▶ [STORED RECORDS]
[start]

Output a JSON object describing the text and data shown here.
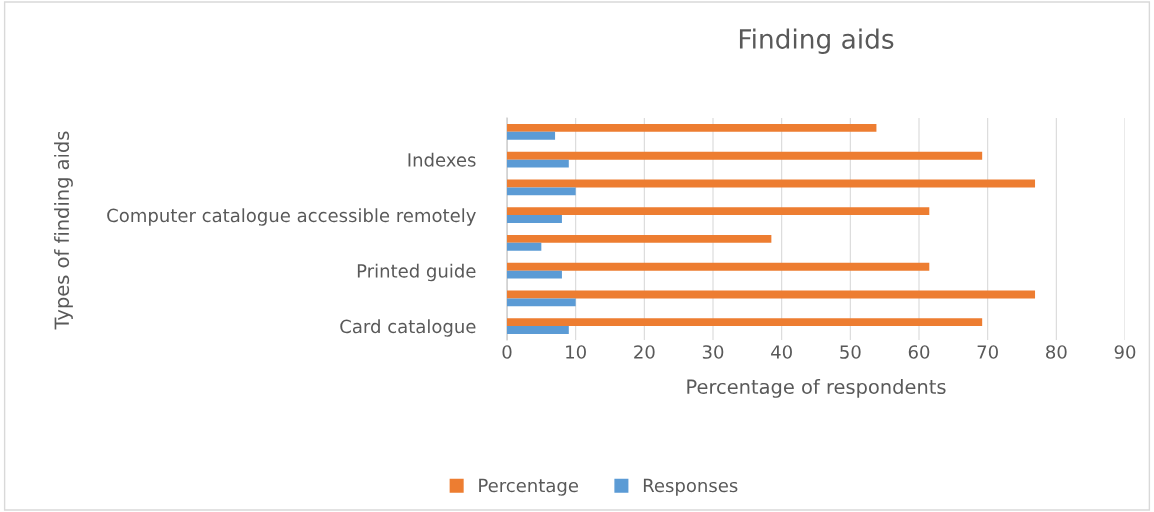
{
  "chart_data": {
    "type": "bar",
    "orientation": "horizontal",
    "title": "Finding aids",
    "xlabel": "Percentage of respondents",
    "ylabel": "Types of finding aids",
    "categories": [
      null,
      "Indexes",
      null,
      "Computer catalogue accessible remotely",
      null,
      "Printed guide",
      null,
      "Card catalogue"
    ],
    "series": [
      {
        "name": "Percentage",
        "color": "#ed7d31",
        "values": [
          53.8,
          69.2,
          76.9,
          61.5,
          38.5,
          61.5,
          76.9,
          69.2
        ]
      },
      {
        "name": "Responses",
        "color": "#5b9bd5",
        "values": [
          7,
          9,
          10,
          8,
          5,
          8,
          10,
          9
        ]
      }
    ],
    "xlim": [
      0,
      90
    ],
    "xticks": [
      0,
      10,
      20,
      30,
      40,
      50,
      60,
      70,
      80,
      90
    ],
    "grid": "x",
    "legend": "bottom"
  }
}
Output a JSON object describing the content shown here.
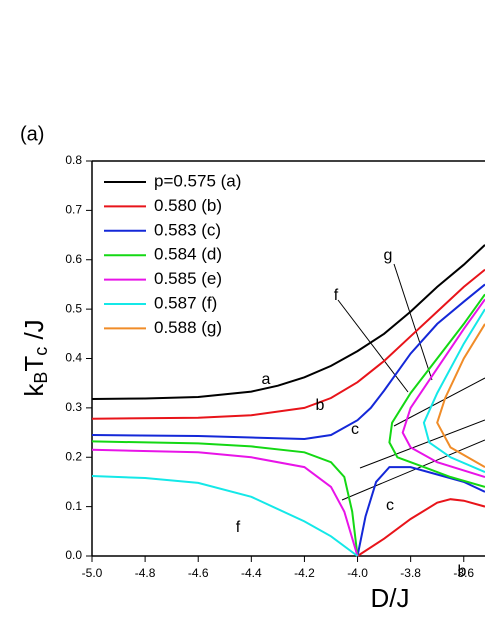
{
  "chart_data": {
    "type": "line",
    "panel_label": "(a)",
    "x_label": "D/J",
    "y_label_parts": [
      "k",
      "B",
      "T",
      "c",
      " /J"
    ],
    "xlim": [
      -5.0,
      -3.52
    ],
    "ylim": [
      0,
      0.8
    ],
    "xticks": [
      {
        "value": -5,
        "label": "-5.0"
      },
      -4.8,
      -4.6,
      -4.4,
      -4.2,
      {
        "value": -4,
        "label": "-4.0"
      },
      -3.8,
      -3.6
    ],
    "yticks": [
      {
        "value": 0,
        "label": "0.0"
      },
      0.1,
      0.2,
      0.3,
      0.4,
      0.5,
      0.6,
      0.7,
      0.8
    ],
    "legend": "upper left",
    "annotations": [
      "a",
      "b",
      "c",
      "f",
      "c",
      "b",
      "f",
      "g"
    ],
    "series": [
      {
        "name": "p=0.575 (a)",
        "color": "#000000",
        "x": [
          -5,
          -4.8,
          -4.6,
          -4.4,
          -4.3,
          -4.2,
          -4.1,
          -4.0,
          -3.9,
          -3.8,
          -3.7,
          -3.6,
          -3.52
        ],
        "values": [
          0.318,
          0.319,
          0.322,
          0.333,
          0.345,
          0.362,
          0.385,
          0.415,
          0.45,
          0.495,
          0.545,
          0.59,
          0.63
        ]
      },
      {
        "name": "0.580 (b)",
        "color": "#e8141a",
        "x": [
          -5,
          -4.6,
          -4.4,
          -4.2,
          -4.1,
          -4.0,
          -3.9,
          -3.8,
          -3.7,
          -3.6,
          -3.52,
          null,
          -4.0,
          -3.9,
          -3.8,
          -3.7,
          -3.65,
          -3.6,
          -3.52
        ],
        "values": [
          0.278,
          0.28,
          0.285,
          0.3,
          0.32,
          0.352,
          0.395,
          0.445,
          0.495,
          0.545,
          0.58,
          null,
          0,
          0.035,
          0.075,
          0.108,
          0.115,
          0.112,
          0.1
        ]
      },
      {
        "name": "0.583 (c)",
        "color": "#1428d8",
        "x": [
          -5,
          -4.6,
          -4.4,
          -4.2,
          -4.1,
          -4.0,
          -3.95,
          -3.9,
          -3.8,
          -3.7,
          -3.6,
          -3.52,
          null,
          -4.0,
          -3.97,
          -3.93,
          -3.88,
          -3.8,
          -3.7,
          -3.6,
          -3.52
        ],
        "values": [
          0.245,
          0.243,
          0.24,
          0.237,
          0.245,
          0.275,
          0.3,
          0.335,
          0.41,
          0.47,
          0.515,
          0.55,
          null,
          0,
          0.08,
          0.15,
          0.18,
          0.18,
          0.165,
          0.15,
          0.13
        ]
      },
      {
        "name": "0.584 (d)",
        "color": "#14d814",
        "x": [
          -5,
          -4.6,
          -4.4,
          -4.2,
          -4.1,
          -4.05,
          -4.02,
          -4.0,
          null,
          -3.52,
          -3.65,
          -3.75,
          -3.85,
          -3.88,
          -3.87,
          -3.8,
          -3.7,
          -3.6,
          -3.52
        ],
        "values": [
          0.232,
          0.228,
          0.222,
          0.21,
          0.19,
          0.16,
          0.09,
          0,
          null,
          0.14,
          0.16,
          0.18,
          0.2,
          0.23,
          0.27,
          0.33,
          0.4,
          0.47,
          0.53
        ]
      },
      {
        "name": "0.585 (e)",
        "color": "#e814e8",
        "x": [
          -5,
          -4.6,
          -4.4,
          -4.2,
          -4.1,
          -4.05,
          -4.0,
          null,
          -3.52,
          -3.7,
          -3.8,
          -3.83,
          -3.8,
          -3.7,
          -3.6,
          -3.52
        ],
        "values": [
          0.215,
          0.21,
          0.2,
          0.18,
          0.14,
          0.09,
          0,
          null,
          0.16,
          0.19,
          0.22,
          0.25,
          0.3,
          0.38,
          0.46,
          0.52
        ]
      },
      {
        "name": "0.587 (f)",
        "color": "#14e8e8",
        "x": [
          -5,
          -4.8,
          -4.6,
          -4.4,
          -4.2,
          -4.1,
          -4.0,
          null,
          -3.52,
          -3.65,
          -3.73,
          -3.75,
          -3.7,
          -3.6,
          -3.52
        ],
        "values": [
          0.162,
          0.158,
          0.148,
          0.12,
          0.07,
          0.04,
          0,
          null,
          0.17,
          0.2,
          0.23,
          0.27,
          0.33,
          0.43,
          0.5
        ]
      },
      {
        "name": "0.588 (g)",
        "color": "#f08c28",
        "x": [
          -3.52,
          -3.65,
          -3.7,
          -3.67,
          -3.6,
          -3.52
        ],
        "values": [
          0.18,
          0.22,
          0.27,
          0.32,
          0.4,
          0.47
        ]
      }
    ]
  }
}
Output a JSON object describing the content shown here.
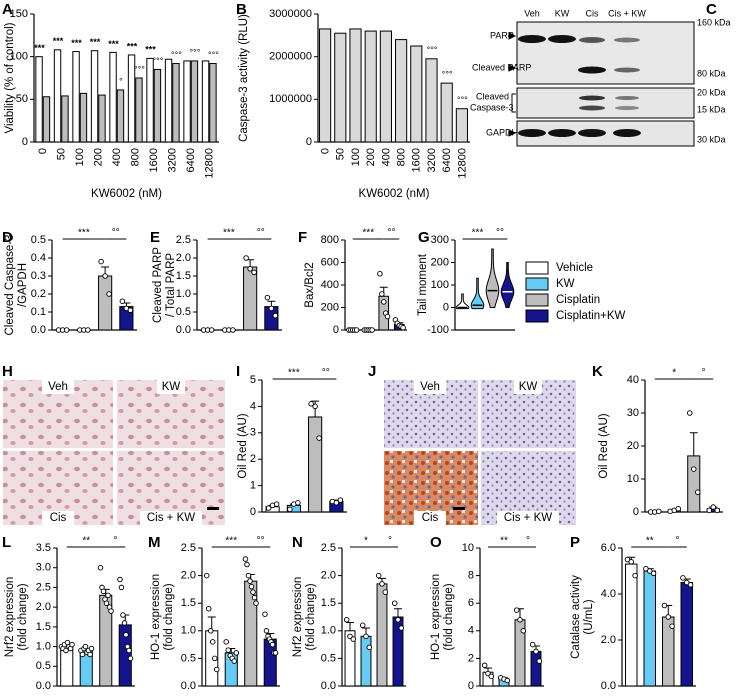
{
  "legend": [
    {
      "name": "Vehicle",
      "color": "#ffffff"
    },
    {
      "name": "KW",
      "color": "#66ccf5"
    },
    {
      "name": "Cisplatin",
      "color": "#bdbdbd"
    },
    {
      "name": "Cisplatin+KW",
      "color": "#14148c"
    }
  ],
  "blot": {
    "panel": "C",
    "lanes": [
      "Veh",
      "KW",
      "Cis",
      "Cis + KW"
    ],
    "bands": [
      "PARP",
      "Cleaved PARP",
      [
        "Cleaved",
        "Caspase-3"
      ],
      "GAPDH"
    ],
    "markers": [
      "160 kDa",
      "80 kDa",
      "20 kDa",
      "15 kDa",
      "30 kDa"
    ]
  },
  "micrographs": [
    {
      "panel": "H",
      "labels": [
        "Veh",
        "KW",
        "Cis",
        "Cis + KW"
      ]
    },
    {
      "panel": "J",
      "labels": [
        "Veh",
        "KW",
        "Cis",
        "Cis + KW"
      ]
    }
  ],
  "chart_data": [
    {
      "type": "bar",
      "panel": "A",
      "ylabel": "Viability (% of control)",
      "xlabel": "KW6002  (nM)",
      "categories": [
        "0",
        "50",
        "100",
        "200",
        "400",
        "800",
        "1600",
        "3200",
        "6400",
        "12800"
      ],
      "series": [
        {
          "color": "#ffffff",
          "values": [
            100,
            108,
            106,
            107,
            105,
            102,
            98,
            97,
            95,
            95
          ]
        },
        {
          "color": "#bdbdbd",
          "values": [
            53,
            54,
            57,
            55,
            61,
            75,
            85,
            92,
            95,
            92
          ]
        }
      ],
      "stars": [
        "***",
        "***",
        "***",
        "***",
        "***",
        "***",
        "***",
        null,
        null,
        null
      ],
      "circles": [
        null,
        null,
        null,
        null,
        "°",
        "°°°",
        "°°°",
        "°°°",
        "°°°",
        "°°°"
      ],
      "ylim": [
        0,
        150
      ],
      "yticks": [
        0,
        50,
        100,
        150
      ]
    },
    {
      "type": "bar",
      "panel": "B",
      "ylabel": "Caspase-3 activity (RLU)",
      "xlabel": "KW6002  (nM)",
      "categories": [
        "0",
        "50",
        "100",
        "200",
        "400",
        "800",
        "1600",
        "3200",
        "6400",
        "12800"
      ],
      "series": [
        {
          "color": "#d9d9d9",
          "values": [
            2650000,
            2550000,
            2650000,
            2600000,
            2600000,
            2400000,
            2250000,
            1950000,
            1380000,
            780000
          ]
        }
      ],
      "circles": [
        null,
        null,
        null,
        null,
        null,
        null,
        null,
        "°°°",
        "°°°",
        "°°°"
      ],
      "ylim": [
        0,
        3000000
      ],
      "yticks": [
        0,
        1000000,
        2000000,
        3000000
      ]
    },
    {
      "type": "bar",
      "panel": "D",
      "ylabel": [
        "Cleaved Caspase-3",
        "/GAPDH"
      ],
      "values": [
        0,
        0,
        0.3,
        0.13
      ],
      "errors": [
        0,
        0,
        0.05,
        0.02
      ],
      "points": [
        [
          0,
          0,
          0
        ],
        [
          0,
          0,
          0
        ],
        [
          0.38,
          0.3,
          0.2
        ],
        [
          0.16,
          0.12,
          0.11
        ]
      ],
      "sig": [
        "***",
        "°°"
      ],
      "ylim": [
        0,
        0.5
      ],
      "yticks": [
        {
          "value": 0,
          "label": "0.0"
        },
        0.1,
        0.2,
        0.3,
        0.4,
        0.5
      ]
    },
    {
      "type": "bar",
      "panel": "E",
      "ylabel": [
        "Cleaved PARP",
        "/ Total PARP"
      ],
      "values": [
        0,
        0,
        1.75,
        0.65
      ],
      "errors": [
        0,
        0,
        0.2,
        0.15
      ],
      "points": [
        [
          0,
          0,
          0
        ],
        [
          0,
          0,
          0
        ],
        [
          2.0,
          1.7,
          1.6
        ],
        [
          0.9,
          0.6,
          0.4
        ]
      ],
      "sig": [
        "***",
        "°°"
      ],
      "ylim": [
        0,
        2.5
      ],
      "yticks": [
        {
          "value": 0,
          "label": "0.0"
        },
        0.5,
        {
          "value": 1,
          "label": "1.0"
        },
        1.5,
        {
          "value": 2,
          "label": "2.0"
        },
        2.5
      ]
    },
    {
      "type": "bar",
      "panel": "F",
      "ylabel": "Bax/Bcl2",
      "values": [
        5,
        5,
        300,
        50
      ],
      "errors": [
        0,
        0,
        80,
        15
      ],
      "points": [
        [
          0,
          0,
          0,
          0,
          0
        ],
        [
          0,
          0,
          0,
          0,
          0
        ],
        [
          500,
          320,
          250,
          150,
          120
        ],
        [
          90,
          60,
          40,
          30,
          20
        ]
      ],
      "sig": [
        "***",
        "°°"
      ],
      "ylim": [
        0,
        800
      ],
      "yticks": [
        0,
        200,
        400,
        600,
        800
      ]
    },
    {
      "type": "violin",
      "panel": "G",
      "ylabel": "Tail moment",
      "median": [
        0,
        10,
        75,
        70
      ],
      "min": [
        -5,
        -5,
        0,
        0
      ],
      "max": [
        60,
        130,
        260,
        200
      ],
      "sig": [
        "***",
        "°°"
      ],
      "ylim": [
        -100,
        300
      ],
      "yticks": [
        -100,
        0,
        100,
        200,
        300
      ]
    },
    {
      "type": "bar",
      "panel": "I",
      "ylabel": "Oil Red (AU)",
      "values": [
        0.2,
        0.25,
        3.6,
        0.4
      ],
      "errors": [
        0.05,
        0.05,
        0.6,
        0.05
      ],
      "points": [
        [
          0.15,
          0.25,
          0.3
        ],
        [
          0.1,
          0.3,
          0.35
        ],
        [
          4.1,
          4.0,
          2.8
        ],
        [
          0.4,
          0.35,
          0.45
        ]
      ],
      "sig": [
        "***",
        "°°"
      ],
      "ylim": [
        0,
        5
      ],
      "yticks": [
        0,
        1,
        2,
        3,
        4,
        5
      ]
    },
    {
      "type": "bar",
      "panel": "K",
      "ylabel": "Oil Red (AU)",
      "values": [
        0.2,
        0.5,
        17,
        1
      ],
      "errors": [
        0,
        0.2,
        7,
        0.5
      ],
      "points": [
        [
          0,
          0,
          0.2
        ],
        [
          0.2,
          0.5,
          1
        ],
        [
          30,
          13,
          6
        ],
        [
          0.5,
          1.5,
          0.5
        ]
      ],
      "sig": [
        "*",
        "°"
      ],
      "ylim": [
        0,
        40
      ],
      "yticks": [
        0,
        10,
        20,
        30,
        40
      ]
    },
    {
      "type": "bar",
      "panel": "L",
      "ylabel": [
        "Nrf2 expression",
        "(fold change)"
      ],
      "values": [
        1.0,
        0.9,
        2.3,
        1.55
      ],
      "errors": [
        0.05,
        0.05,
        0.15,
        0.25
      ],
      "points": [
        [
          1.0,
          0.95,
          1.05,
          0.9,
          1.1,
          1.0,
          0.95,
          1.05
        ],
        [
          0.9,
          0.8,
          0.95,
          1.0,
          0.85,
          0.9,
          0.8,
          0.95
        ],
        [
          3.0,
          2.5,
          2.4,
          2.2,
          2.1,
          2.3,
          2.0,
          1.9
        ],
        [
          2.7,
          2.5,
          1.8,
          1.6,
          1.3,
          1.0,
          0.9,
          0.7
        ]
      ],
      "sig": [
        "**",
        "°"
      ],
      "ylim": [
        0,
        3.5
      ],
      "yticks": [
        {
          "value": 0,
          "label": "0.0"
        },
        0.5,
        {
          "value": 1,
          "label": "1.0"
        },
        1.5,
        {
          "value": 2,
          "label": "2.0"
        },
        2.5,
        {
          "value": 3,
          "label": "3.0"
        },
        3.5
      ]
    },
    {
      "type": "bar",
      "panel": "M",
      "ylabel": [
        "HO-1 expression",
        "(fold change)"
      ],
      "values": [
        1.0,
        0.6,
        1.9,
        0.85
      ],
      "errors": [
        0.25,
        0.08,
        0.12,
        0.1
      ],
      "points": [
        [
          2.0,
          1.4,
          1.0,
          0.8,
          0.5,
          0.3
        ],
        [
          0.8,
          0.65,
          0.55,
          0.5,
          0.45,
          0.6
        ],
        [
          2.3,
          2.2,
          2.0,
          1.9,
          1.8,
          1.7,
          1.6,
          1.5
        ],
        [
          1.3,
          1.0,
          0.9,
          0.85,
          0.8,
          0.75,
          0.6,
          0.6
        ]
      ],
      "sig": [
        "***",
        "°°"
      ],
      "ylim": [
        0,
        2.5
      ],
      "yticks": [
        {
          "value": 0,
          "label": "0.0"
        },
        0.5,
        {
          "value": 1,
          "label": "1.0"
        },
        1.5,
        {
          "value": 2,
          "label": "2.0"
        },
        2.5
      ]
    },
    {
      "type": "bar",
      "panel": "N",
      "ylabel": [
        "Nrf2 expression",
        "(fold change)"
      ],
      "values": [
        1.0,
        0.9,
        1.85,
        1.25
      ],
      "errors": [
        0.15,
        0.15,
        0.1,
        0.15
      ],
      "points": [
        [
          1.2,
          0.9,
          0.85
        ],
        [
          1.1,
          0.9,
          0.7
        ],
        [
          2.0,
          1.85,
          1.7
        ],
        [
          1.5,
          1.2,
          1.05
        ]
      ],
      "sig": [
        "*",
        "°"
      ],
      "ylim": [
        0,
        2.5
      ],
      "yticks": [
        {
          "value": 0,
          "label": "0.0"
        },
        0.5,
        {
          "value": 1,
          "label": "1.0"
        },
        1.5,
        {
          "value": 2,
          "label": "2.0"
        },
        2.5
      ]
    },
    {
      "type": "bar",
      "panel": "O",
      "ylabel": [
        "HO-1 expression",
        "(fold change)"
      ],
      "values": [
        1.0,
        0.5,
        4.8,
        2.5
      ],
      "errors": [
        0.3,
        0.1,
        0.8,
        0.4
      ],
      "points": [
        [
          1.5,
          0.9,
          0.7
        ],
        [
          0.6,
          0.5,
          0.4
        ],
        [
          5.5,
          4.8,
          4.0
        ],
        [
          3.0,
          2.5,
          1.8
        ]
      ],
      "sig": [
        "**",
        "°"
      ],
      "ylim": [
        0,
        10
      ],
      "yticks": [
        0,
        2,
        4,
        6,
        8,
        10
      ]
    },
    {
      "type": "bar",
      "panel": "P",
      "ylabel": [
        "Catalase activity",
        "(U/mL)"
      ],
      "values": [
        5.3,
        5.0,
        3.0,
        4.5
      ],
      "errors": [
        0.3,
        0.1,
        0.5,
        0.15
      ],
      "points": [
        [
          5.5,
          5.4,
          4.8
        ],
        [
          5.1,
          5.0,
          4.9
        ],
        [
          3.5,
          3.0,
          2.6
        ],
        [
          4.7,
          4.5,
          4.4
        ]
      ],
      "sig": [
        "**",
        "°"
      ],
      "ylim": [
        0,
        6
      ],
      "yticks": [
        {
          "value": 0,
          "label": "0.0"
        },
        {
          "value": 2,
          "label": "2.0"
        },
        {
          "value": 4,
          "label": "4.0"
        },
        {
          "value": 6,
          "label": "6.0"
        }
      ]
    }
  ]
}
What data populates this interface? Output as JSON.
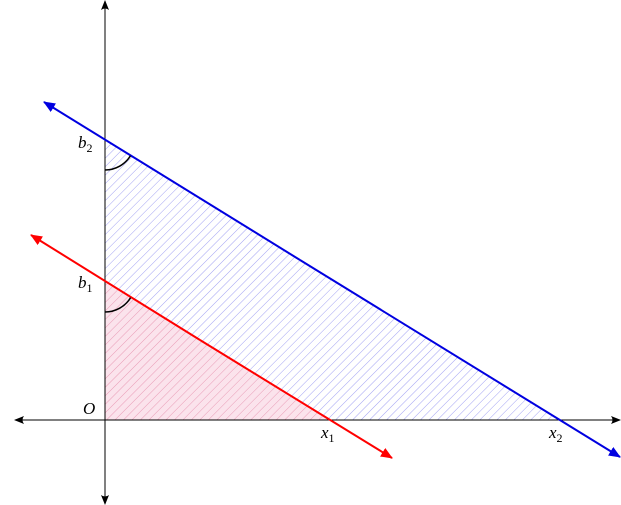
{
  "labels": [
    {
      "base": "b",
      "sub": "2"
    },
    {
      "base": "b",
      "sub": "1"
    },
    {
      "base": "O"
    },
    {
      "base": "x",
      "sub": "1"
    },
    {
      "base": "x",
      "sub": "2"
    }
  ]
}
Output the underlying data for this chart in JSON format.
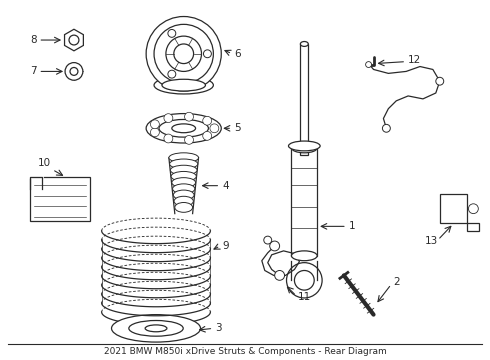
{
  "bg_color": "#ffffff",
  "line_color": "#2a2a2a",
  "fig_width": 4.9,
  "fig_height": 3.6,
  "dpi": 100
}
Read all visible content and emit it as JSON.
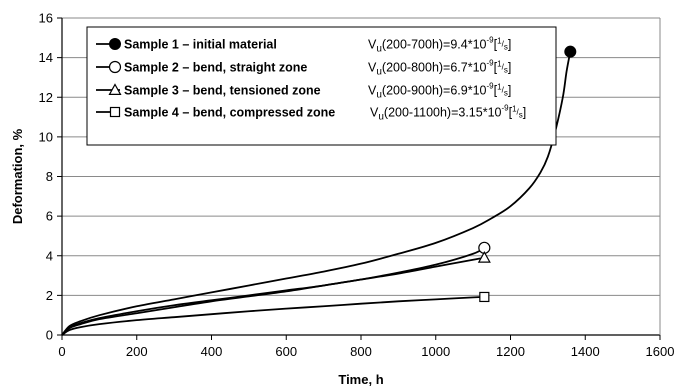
{
  "chart_data": {
    "type": "line",
    "xlabel": "Time, h",
    "ylabel": "Deformation, %",
    "xlim": [
      0,
      1600
    ],
    "ylim": [
      0,
      16
    ],
    "xticks": [
      "0",
      "200",
      "400",
      "600",
      "800",
      "1000",
      "1200",
      "1400",
      "1600"
    ],
    "yticks": [
      "0",
      "2",
      "4",
      "6",
      "8",
      "10",
      "12",
      "14",
      "16"
    ],
    "grid": "horizontal",
    "legend_position": "top-left",
    "series": [
      {
        "name": "Sample 1 – initial material",
        "marker": "filled-circle",
        "rate_label": "V",
        "rate_sub": "u",
        "rate_range": "(200-700h)=9.4*10",
        "rate_exp": "-9",
        "rate_unit_num": "1",
        "rate_unit_den": "s",
        "x": [
          0,
          20,
          50,
          100,
          200,
          300,
          400,
          500,
          600,
          700,
          800,
          900,
          1000,
          1100,
          1150,
          1200,
          1250,
          1280,
          1300,
          1320,
          1340,
          1350,
          1360
        ],
        "y": [
          0,
          0.45,
          0.7,
          1.0,
          1.45,
          1.8,
          2.15,
          2.5,
          2.85,
          3.2,
          3.6,
          4.1,
          4.65,
          5.4,
          5.9,
          6.5,
          7.4,
          8.2,
          9.0,
          10.3,
          12.0,
          13.3,
          14.3
        ]
      },
      {
        "name": "Sample 2 – bend, straight zone",
        "marker": "open-circle",
        "rate_label": "V",
        "rate_sub": "u",
        "rate_range": "(200-800h)=6.7*10",
        "rate_exp": "-9",
        "rate_unit_num": "1",
        "rate_unit_den": "s",
        "x": [
          0,
          20,
          50,
          100,
          200,
          300,
          400,
          500,
          600,
          700,
          800,
          900,
          1000,
          1100,
          1130
        ],
        "y": [
          0,
          0.35,
          0.55,
          0.8,
          1.1,
          1.4,
          1.7,
          1.95,
          2.2,
          2.5,
          2.8,
          3.15,
          3.55,
          4.1,
          4.4
        ]
      },
      {
        "name": "Sample 3 – bend, tensioned zone",
        "marker": "open-triangle",
        "rate_label": "V",
        "rate_sub": "u",
        "rate_range": "(200-900h)=6.9*10",
        "rate_exp": "-9",
        "rate_unit_num": "1",
        "rate_unit_den": "s",
        "x": [
          0,
          20,
          50,
          100,
          200,
          300,
          400,
          500,
          600,
          700,
          800,
          900,
          1000,
          1100,
          1130
        ],
        "y": [
          0,
          0.4,
          0.6,
          0.85,
          1.2,
          1.5,
          1.75,
          2.0,
          2.25,
          2.5,
          2.8,
          3.1,
          3.45,
          3.8,
          3.9
        ]
      },
      {
        "name": "Sample 4 – bend, compressed zone",
        "marker": "open-square",
        "rate_label": "V",
        "rate_sub": "u",
        "rate_range": "(200-1100h)=3.15*10",
        "rate_exp": "-9",
        "rate_unit_num": "1",
        "rate_unit_den": "s",
        "x": [
          0,
          20,
          50,
          100,
          200,
          300,
          400,
          500,
          600,
          700,
          800,
          900,
          1000,
          1100,
          1130
        ],
        "y": [
          0,
          0.25,
          0.4,
          0.55,
          0.75,
          0.9,
          1.05,
          1.2,
          1.33,
          1.45,
          1.58,
          1.7,
          1.8,
          1.9,
          1.92
        ]
      }
    ]
  }
}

[end]

▶ [PROBLEM STATEMENT] Lines containing the string "xlabel" are to be selected and copied.

▶ [RESULT OF THE EXERCISE]
    "xlabel": "Percentage of respondents",
      "xlabel": "KW6002  (nM)",
      "xlabel": "KW6002  (nM)",
    "xlabel": "Time, h",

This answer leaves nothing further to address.